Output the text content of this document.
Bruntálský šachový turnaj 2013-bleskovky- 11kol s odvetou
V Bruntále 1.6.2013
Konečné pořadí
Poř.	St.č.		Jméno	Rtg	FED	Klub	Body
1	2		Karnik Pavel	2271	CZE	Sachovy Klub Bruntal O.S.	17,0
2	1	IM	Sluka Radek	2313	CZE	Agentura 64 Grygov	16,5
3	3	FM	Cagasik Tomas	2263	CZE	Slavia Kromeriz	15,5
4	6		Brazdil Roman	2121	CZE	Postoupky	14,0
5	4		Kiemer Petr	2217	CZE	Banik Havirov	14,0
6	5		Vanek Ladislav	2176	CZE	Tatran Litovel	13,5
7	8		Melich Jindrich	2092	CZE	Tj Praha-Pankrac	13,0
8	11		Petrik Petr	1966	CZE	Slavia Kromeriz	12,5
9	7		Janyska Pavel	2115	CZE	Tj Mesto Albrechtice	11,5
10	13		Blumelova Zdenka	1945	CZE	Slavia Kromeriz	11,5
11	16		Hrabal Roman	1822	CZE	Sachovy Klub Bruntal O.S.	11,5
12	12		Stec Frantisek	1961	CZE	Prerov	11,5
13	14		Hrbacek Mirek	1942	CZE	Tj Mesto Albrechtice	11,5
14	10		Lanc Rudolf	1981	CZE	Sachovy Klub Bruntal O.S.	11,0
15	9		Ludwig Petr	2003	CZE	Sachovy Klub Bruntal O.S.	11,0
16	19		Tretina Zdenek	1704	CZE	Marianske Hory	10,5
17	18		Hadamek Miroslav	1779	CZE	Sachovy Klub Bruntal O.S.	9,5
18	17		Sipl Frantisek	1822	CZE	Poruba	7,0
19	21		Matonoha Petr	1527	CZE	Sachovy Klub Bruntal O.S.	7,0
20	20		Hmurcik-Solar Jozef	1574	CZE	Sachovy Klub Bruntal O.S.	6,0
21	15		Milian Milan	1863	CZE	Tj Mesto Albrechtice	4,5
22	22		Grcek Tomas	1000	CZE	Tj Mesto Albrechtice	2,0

===

GIVEN EXERCISE
Make a copy of each line that contains the string "Frantisek".

COMPLETED EXERCISE
12	12		Stec Frantisek	1961	CZE	Prerov	11,5
18	17		Sipl Frantisek	1822	CZE	Poruba	7,0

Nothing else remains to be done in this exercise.